---------- Data to process

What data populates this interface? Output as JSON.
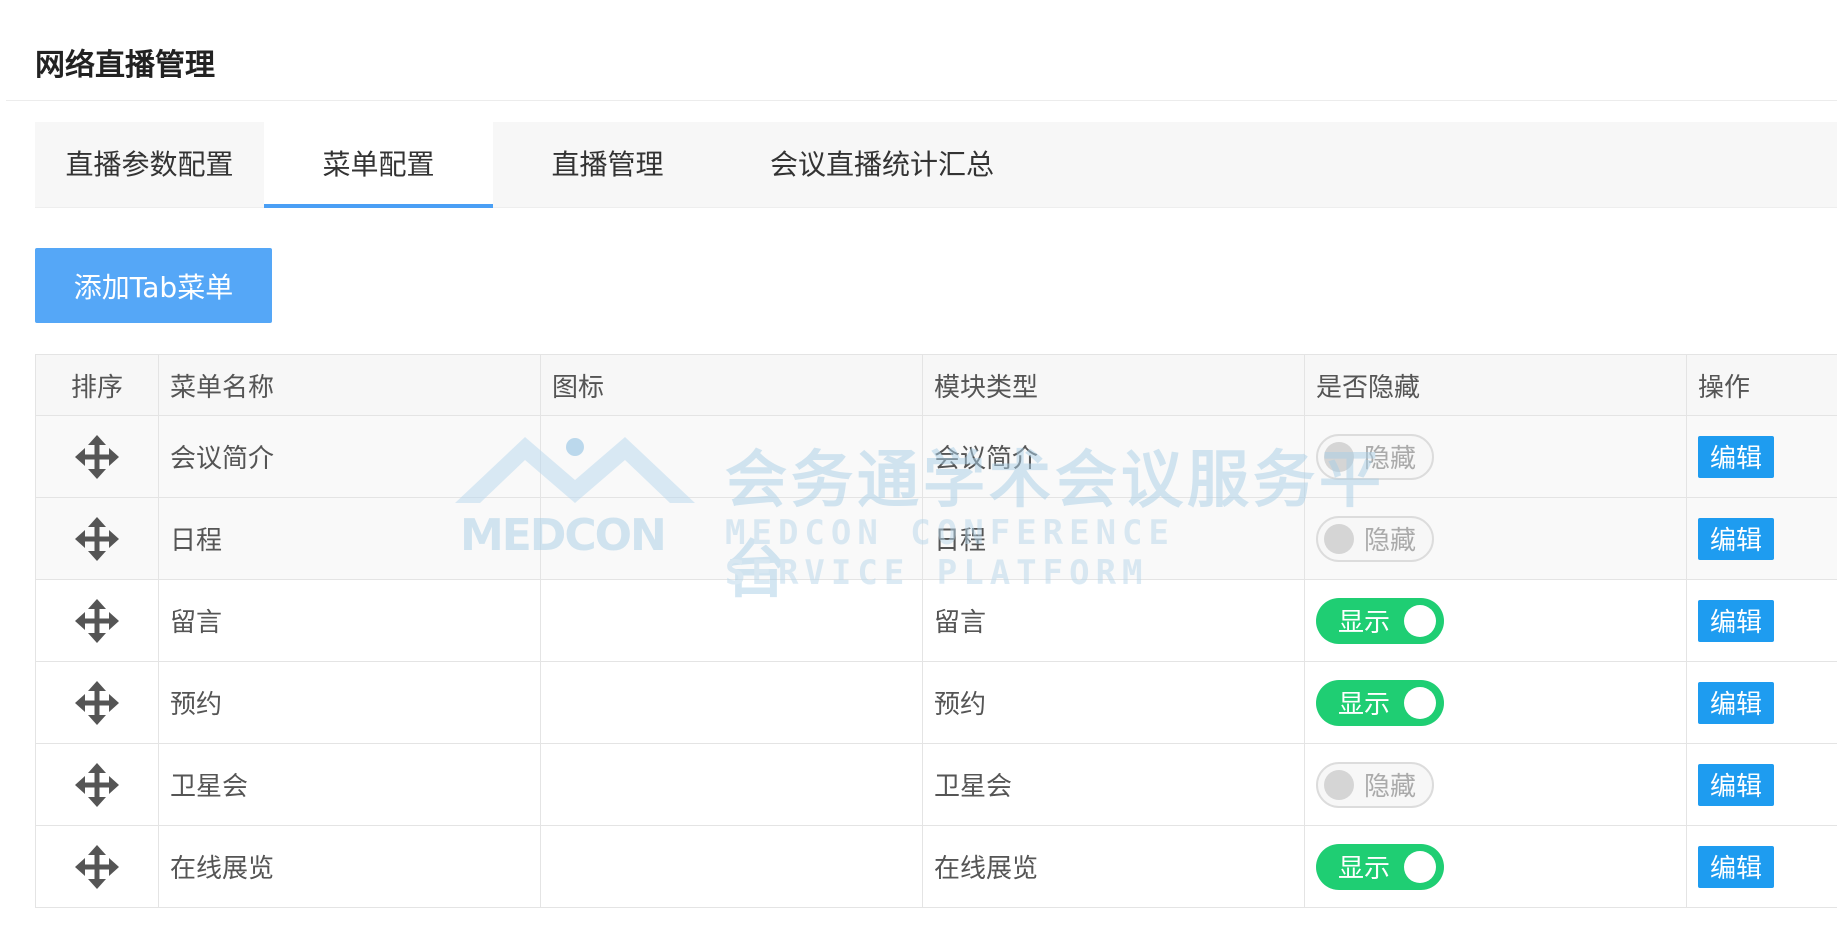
{
  "page": {
    "title": "网络直播管理"
  },
  "tabs": [
    {
      "label": "直播参数配置",
      "active": false
    },
    {
      "label": "菜单配置",
      "active": true
    },
    {
      "label": "直播管理",
      "active": false
    },
    {
      "label": "会议直播统计汇总",
      "active": false
    }
  ],
  "toolbar": {
    "add_label": "添加Tab菜单"
  },
  "table": {
    "columns": [
      "排序",
      "菜单名称",
      "图标",
      "模块类型",
      "是否隐藏",
      "操作"
    ],
    "rows": [
      {
        "name": "会议简介",
        "icon": "",
        "module": "会议简介",
        "visibility": "隐藏",
        "visible": false,
        "action": "编辑"
      },
      {
        "name": "日程",
        "icon": "",
        "module": "日程",
        "visibility": "隐藏",
        "visible": false,
        "action": "编辑"
      },
      {
        "name": "留言",
        "icon": "",
        "module": "留言",
        "visibility": "显示",
        "visible": true,
        "action": "编辑"
      },
      {
        "name": "预约",
        "icon": "",
        "module": "预约",
        "visibility": "显示",
        "visible": true,
        "action": "编辑"
      },
      {
        "name": "卫星会",
        "icon": "",
        "module": "卫星会",
        "visibility": "隐藏",
        "visible": false,
        "action": "编辑"
      },
      {
        "name": "在线展览",
        "icon": "",
        "module": "在线展览",
        "visibility": "显示",
        "visible": true,
        "action": "编辑"
      }
    ]
  },
  "watermark": {
    "brand": "MEDCON",
    "cn": "会务通学术会议服务平台",
    "en": "MEDCON CONFERENCE SERVICE PLATFORM"
  },
  "colors": {
    "accent": "#4a9ff5",
    "add_button": "#55a7f7",
    "edit_button": "#1e9cf0",
    "toggle_on": "#1fce73",
    "toggle_off": "#d5d5d5"
  },
  "icons": {
    "sort_handle": "move-arrows-icon"
  }
}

--------------------

Task directions —
Write out all the entries word for word, but skip any images.

Output of the exercise —
What data populates this interface? Output as JSON.
{
  "page": {
    "title": "网络直播管理"
  },
  "tabs": [
    {
      "label": "直播参数配置",
      "active": false
    },
    {
      "label": "菜单配置",
      "active": true
    },
    {
      "label": "直播管理",
      "active": false
    },
    {
      "label": "会议直播统计汇总",
      "active": false
    }
  ],
  "toolbar": {
    "add_label": "添加Tab菜单"
  },
  "table": {
    "columns": [
      "排序",
      "菜单名称",
      "图标",
      "模块类型",
      "是否隐藏",
      "操作"
    ],
    "rows": [
      {
        "name": "会议简介",
        "icon": "",
        "module": "会议简介",
        "visibility": "隐藏",
        "visible": false,
        "action": "编辑"
      },
      {
        "name": "日程",
        "icon": "",
        "module": "日程",
        "visibility": "隐藏",
        "visible": false,
        "action": "编辑"
      },
      {
        "name": "留言",
        "icon": "",
        "module": "留言",
        "visibility": "显示",
        "visible": true,
        "action": "编辑"
      },
      {
        "name": "预约",
        "icon": "",
        "module": "预约",
        "visibility": "显示",
        "visible": true,
        "action": "编辑"
      },
      {
        "name": "卫星会",
        "icon": "",
        "module": "卫星会",
        "visibility": "隐藏",
        "visible": false,
        "action": "编辑"
      },
      {
        "name": "在线展览",
        "icon": "",
        "module": "在线展览",
        "visibility": "显示",
        "visible": true,
        "action": "编辑"
      }
    ]
  },
  "watermark": {
    "brand": "MEDCON",
    "cn": "会务通学术会议服务平台",
    "en": "MEDCON CONFERENCE SERVICE PLATFORM"
  },
  "colors": {
    "accent": "#4a9ff5",
    "add_button": "#55a7f7",
    "edit_button": "#1e9cf0",
    "toggle_on": "#1fce73",
    "toggle_off": "#d5d5d5"
  },
  "icons": {
    "sort_handle": "move-arrows-icon"
  }
}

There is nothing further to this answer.